- [Goal of the exercise]: Work out the number of lines containing "billion". Give that number alone.

- [Records]:

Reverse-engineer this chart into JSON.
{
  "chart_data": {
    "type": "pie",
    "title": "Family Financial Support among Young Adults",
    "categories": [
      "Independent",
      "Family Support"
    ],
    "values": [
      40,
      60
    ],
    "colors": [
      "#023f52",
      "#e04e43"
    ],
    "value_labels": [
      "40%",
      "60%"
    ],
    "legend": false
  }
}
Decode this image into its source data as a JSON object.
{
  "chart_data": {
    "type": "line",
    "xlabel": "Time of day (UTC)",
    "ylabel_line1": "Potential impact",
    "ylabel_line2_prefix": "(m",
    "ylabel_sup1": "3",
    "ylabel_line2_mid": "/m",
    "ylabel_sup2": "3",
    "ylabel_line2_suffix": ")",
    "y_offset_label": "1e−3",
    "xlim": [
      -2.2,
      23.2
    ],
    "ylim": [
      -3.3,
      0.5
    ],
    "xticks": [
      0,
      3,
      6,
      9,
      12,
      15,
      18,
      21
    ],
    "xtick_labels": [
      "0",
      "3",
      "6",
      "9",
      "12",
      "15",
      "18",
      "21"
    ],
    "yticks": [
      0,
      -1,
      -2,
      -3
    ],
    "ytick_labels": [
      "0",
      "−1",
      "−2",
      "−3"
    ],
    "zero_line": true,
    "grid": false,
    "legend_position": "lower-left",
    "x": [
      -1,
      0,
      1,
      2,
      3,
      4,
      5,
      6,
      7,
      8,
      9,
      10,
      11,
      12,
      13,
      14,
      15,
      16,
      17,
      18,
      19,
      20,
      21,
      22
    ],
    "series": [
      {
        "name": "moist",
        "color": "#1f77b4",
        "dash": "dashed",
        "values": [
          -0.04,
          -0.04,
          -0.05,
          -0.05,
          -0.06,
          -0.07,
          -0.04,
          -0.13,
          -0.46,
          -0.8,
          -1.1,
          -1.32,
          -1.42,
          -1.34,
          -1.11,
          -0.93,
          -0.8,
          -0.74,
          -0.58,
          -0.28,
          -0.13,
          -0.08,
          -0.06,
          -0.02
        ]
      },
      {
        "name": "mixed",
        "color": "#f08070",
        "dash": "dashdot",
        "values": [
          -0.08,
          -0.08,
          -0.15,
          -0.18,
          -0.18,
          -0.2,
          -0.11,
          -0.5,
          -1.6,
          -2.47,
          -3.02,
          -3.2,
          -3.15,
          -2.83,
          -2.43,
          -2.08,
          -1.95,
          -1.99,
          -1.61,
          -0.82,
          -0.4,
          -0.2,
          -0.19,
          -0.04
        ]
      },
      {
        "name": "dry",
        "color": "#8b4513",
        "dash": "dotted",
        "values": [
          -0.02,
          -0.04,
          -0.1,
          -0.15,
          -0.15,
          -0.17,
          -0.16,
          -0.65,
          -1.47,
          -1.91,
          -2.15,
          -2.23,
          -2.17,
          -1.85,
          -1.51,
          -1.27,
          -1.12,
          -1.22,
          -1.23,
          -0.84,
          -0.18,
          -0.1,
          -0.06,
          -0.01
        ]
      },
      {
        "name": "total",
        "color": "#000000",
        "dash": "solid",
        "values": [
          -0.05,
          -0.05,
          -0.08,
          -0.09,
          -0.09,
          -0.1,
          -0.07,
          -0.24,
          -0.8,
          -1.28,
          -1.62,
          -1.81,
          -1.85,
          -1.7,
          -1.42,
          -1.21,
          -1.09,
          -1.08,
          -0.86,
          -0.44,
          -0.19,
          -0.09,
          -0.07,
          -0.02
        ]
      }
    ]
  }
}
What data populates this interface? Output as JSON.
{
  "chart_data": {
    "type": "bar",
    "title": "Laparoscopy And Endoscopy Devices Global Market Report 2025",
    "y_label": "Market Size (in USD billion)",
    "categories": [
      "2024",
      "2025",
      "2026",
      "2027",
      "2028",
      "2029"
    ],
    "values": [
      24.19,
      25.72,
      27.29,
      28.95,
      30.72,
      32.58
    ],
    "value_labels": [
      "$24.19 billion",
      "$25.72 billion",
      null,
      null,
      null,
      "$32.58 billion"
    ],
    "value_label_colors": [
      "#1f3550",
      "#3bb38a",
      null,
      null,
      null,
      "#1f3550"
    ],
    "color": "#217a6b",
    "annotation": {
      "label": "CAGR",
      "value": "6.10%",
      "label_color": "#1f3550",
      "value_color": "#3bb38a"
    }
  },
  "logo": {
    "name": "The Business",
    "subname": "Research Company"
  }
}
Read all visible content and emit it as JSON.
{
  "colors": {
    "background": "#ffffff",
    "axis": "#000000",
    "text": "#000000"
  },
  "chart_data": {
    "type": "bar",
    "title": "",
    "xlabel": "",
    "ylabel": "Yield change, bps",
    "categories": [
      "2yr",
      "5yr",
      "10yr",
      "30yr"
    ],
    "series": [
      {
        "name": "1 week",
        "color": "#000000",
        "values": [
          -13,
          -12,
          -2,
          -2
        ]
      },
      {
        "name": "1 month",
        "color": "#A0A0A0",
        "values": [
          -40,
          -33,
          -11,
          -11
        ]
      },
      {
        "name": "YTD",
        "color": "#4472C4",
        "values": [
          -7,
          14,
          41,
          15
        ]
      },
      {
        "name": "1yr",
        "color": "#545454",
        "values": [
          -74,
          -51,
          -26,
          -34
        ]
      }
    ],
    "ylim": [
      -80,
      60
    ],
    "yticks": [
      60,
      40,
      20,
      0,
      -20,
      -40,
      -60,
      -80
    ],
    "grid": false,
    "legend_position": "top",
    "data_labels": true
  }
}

- [In response]: 4